▸ **GIVEN REQUEST**:
Find every line in the records below that contains the word "name", and copy each such line.

[Stored data entries]

_ _ _ _ _

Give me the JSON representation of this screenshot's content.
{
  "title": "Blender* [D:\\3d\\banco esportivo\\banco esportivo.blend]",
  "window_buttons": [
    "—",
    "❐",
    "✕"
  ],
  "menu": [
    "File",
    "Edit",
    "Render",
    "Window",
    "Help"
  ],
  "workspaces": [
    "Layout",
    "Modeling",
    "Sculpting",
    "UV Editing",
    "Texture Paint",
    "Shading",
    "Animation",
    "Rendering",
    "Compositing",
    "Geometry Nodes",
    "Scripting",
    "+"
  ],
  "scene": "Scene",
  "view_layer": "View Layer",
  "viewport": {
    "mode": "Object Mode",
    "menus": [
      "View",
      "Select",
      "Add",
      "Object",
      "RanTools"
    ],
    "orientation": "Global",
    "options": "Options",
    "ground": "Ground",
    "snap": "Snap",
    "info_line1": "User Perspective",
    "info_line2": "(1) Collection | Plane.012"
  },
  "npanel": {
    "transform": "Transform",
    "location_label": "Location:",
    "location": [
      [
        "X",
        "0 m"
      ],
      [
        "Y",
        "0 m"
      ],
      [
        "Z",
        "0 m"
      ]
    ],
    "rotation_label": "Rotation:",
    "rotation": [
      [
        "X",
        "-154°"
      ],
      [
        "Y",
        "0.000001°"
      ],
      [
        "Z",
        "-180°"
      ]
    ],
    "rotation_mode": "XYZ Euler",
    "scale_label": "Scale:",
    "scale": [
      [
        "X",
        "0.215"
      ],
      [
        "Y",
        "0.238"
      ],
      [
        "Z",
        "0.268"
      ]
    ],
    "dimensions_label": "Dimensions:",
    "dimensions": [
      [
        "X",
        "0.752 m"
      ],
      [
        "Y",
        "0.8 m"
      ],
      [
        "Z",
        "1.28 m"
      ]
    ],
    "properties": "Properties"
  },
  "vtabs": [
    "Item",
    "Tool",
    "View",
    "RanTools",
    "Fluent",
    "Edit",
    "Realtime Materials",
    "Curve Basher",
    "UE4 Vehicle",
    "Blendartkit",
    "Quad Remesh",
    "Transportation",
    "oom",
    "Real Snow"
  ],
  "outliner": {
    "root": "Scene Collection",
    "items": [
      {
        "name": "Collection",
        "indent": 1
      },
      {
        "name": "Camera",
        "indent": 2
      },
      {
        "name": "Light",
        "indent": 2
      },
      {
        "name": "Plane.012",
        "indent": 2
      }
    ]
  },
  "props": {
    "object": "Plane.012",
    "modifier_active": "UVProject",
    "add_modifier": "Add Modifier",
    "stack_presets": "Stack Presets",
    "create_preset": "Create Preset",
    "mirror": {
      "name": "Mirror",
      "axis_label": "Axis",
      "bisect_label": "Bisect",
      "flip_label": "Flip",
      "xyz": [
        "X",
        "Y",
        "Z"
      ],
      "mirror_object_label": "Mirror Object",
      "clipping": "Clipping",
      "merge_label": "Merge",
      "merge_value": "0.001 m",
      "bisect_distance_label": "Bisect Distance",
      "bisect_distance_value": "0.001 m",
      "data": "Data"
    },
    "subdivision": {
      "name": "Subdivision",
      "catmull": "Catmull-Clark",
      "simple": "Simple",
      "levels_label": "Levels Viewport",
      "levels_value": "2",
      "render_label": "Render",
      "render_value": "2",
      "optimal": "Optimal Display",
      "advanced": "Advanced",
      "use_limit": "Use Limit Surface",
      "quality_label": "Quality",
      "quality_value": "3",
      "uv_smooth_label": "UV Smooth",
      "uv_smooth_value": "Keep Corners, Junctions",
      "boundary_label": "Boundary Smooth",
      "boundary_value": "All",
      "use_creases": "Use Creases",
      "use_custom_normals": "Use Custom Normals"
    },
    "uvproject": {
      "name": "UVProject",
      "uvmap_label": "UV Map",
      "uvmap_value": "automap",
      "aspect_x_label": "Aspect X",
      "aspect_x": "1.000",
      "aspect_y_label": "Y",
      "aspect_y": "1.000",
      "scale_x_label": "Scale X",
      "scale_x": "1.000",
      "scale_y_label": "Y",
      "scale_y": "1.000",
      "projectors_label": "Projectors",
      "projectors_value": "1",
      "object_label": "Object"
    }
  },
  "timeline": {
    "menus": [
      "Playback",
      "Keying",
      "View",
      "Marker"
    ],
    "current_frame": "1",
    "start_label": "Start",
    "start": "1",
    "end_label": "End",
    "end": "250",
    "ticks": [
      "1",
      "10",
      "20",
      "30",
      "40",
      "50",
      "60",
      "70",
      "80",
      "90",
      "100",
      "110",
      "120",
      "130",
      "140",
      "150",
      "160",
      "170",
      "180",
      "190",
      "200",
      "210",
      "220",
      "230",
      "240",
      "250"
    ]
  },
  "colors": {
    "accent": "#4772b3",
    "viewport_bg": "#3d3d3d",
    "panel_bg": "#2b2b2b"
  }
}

_ _ _ _ _

▸ **SOLUTION TO THE EXERCISE**:
        "name": "Collection",
        "name": "Camera",
        "name": "Light",
        "name": "Plane.012",
      "name": "Mirror",
      "name": "Subdivision",
      "name": "UVProject",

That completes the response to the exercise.